## TASK REQUIREMENTS
Please print all of the material below, word for word.

## THE RECORDS
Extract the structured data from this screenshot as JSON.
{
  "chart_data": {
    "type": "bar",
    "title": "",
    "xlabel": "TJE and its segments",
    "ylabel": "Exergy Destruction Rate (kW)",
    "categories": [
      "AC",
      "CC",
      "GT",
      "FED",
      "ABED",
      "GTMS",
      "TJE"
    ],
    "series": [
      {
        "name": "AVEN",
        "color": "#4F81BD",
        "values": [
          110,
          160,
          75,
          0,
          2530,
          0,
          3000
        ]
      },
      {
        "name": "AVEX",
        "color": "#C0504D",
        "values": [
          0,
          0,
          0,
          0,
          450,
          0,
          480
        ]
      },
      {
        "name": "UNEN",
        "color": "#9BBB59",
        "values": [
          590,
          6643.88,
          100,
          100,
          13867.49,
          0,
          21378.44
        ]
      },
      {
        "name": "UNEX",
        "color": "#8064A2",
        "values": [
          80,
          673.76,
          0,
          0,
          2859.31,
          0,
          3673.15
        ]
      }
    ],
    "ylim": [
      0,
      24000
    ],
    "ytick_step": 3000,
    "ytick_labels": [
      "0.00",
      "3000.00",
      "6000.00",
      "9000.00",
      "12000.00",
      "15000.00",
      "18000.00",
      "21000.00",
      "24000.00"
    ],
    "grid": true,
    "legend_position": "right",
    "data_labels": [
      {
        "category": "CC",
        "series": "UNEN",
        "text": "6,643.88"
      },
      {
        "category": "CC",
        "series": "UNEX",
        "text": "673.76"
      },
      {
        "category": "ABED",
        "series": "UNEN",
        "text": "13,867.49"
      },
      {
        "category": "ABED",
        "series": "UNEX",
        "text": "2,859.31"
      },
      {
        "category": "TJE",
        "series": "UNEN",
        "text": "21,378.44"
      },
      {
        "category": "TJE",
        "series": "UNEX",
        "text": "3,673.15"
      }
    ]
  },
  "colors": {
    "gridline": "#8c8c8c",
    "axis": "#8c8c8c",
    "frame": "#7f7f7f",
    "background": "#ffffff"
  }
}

## RESULT OF THE EXERCISE
Extract the structured data from this screenshot as JSON.
{
  "chart_data": {
    "type": "bar",
    "title": "",
    "xlabel": "TJE and its segments",
    "ylabel": "Exergy Destruction Rate (kW)",
    "categories": [
      "AC",
      "CC",
      "GT",
      "FED",
      "ABED",
      "GTMS",
      "TJE"
    ],
    "series": [
      {
        "name": "AVEN",
        "color": "#4F81BD",
        "values": [
          110,
          160,
          75,
          0,
          2530,
          0,
          3000
        ]
      },
      {
        "name": "AVEX",
        "color": "#C0504D",
        "values": [
          0,
          0,
          0,
          0,
          450,
          0,
          480
        ]
      },
      {
        "name": "UNEN",
        "color": "#9BBB59",
        "values": [
          590,
          6643.88,
          100,
          100,
          13867.49,
          0,
          21378.44
        ]
      },
      {
        "name": "UNEX",
        "color": "#8064A2",
        "values": [
          80,
          673.76,
          0,
          0,
          2859.31,
          0,
          3673.15
        ]
      }
    ],
    "ylim": [
      0,
      24000
    ],
    "ytick_step": 3000,
    "ytick_labels": [
      "0.00",
      "3000.00",
      "6000.00",
      "9000.00",
      "12000.00",
      "15000.00",
      "18000.00",
      "21000.00",
      "24000.00"
    ],
    "grid": true,
    "legend_position": "right",
    "data_labels": [
      {
        "category": "CC",
        "series": "UNEN",
        "text": "6,643.88"
      },
      {
        "category": "CC",
        "series": "UNEX",
        "text": "673.76"
      },
      {
        "category": "ABED",
        "series": "UNEN",
        "text": "13,867.49"
      },
      {
        "category": "ABED",
        "series": "UNEX",
        "text": "2,859.31"
      },
      {
        "category": "TJE",
        "series": "UNEN",
        "text": "21,378.44"
      },
      {
        "category": "TJE",
        "series": "UNEX",
        "text": "3,673.15"
      }
    ]
  },
  "colors": {
    "gridline": "#8c8c8c",
    "axis": "#8c8c8c",
    "frame": "#7f7f7f",
    "background": "#ffffff"
  }
}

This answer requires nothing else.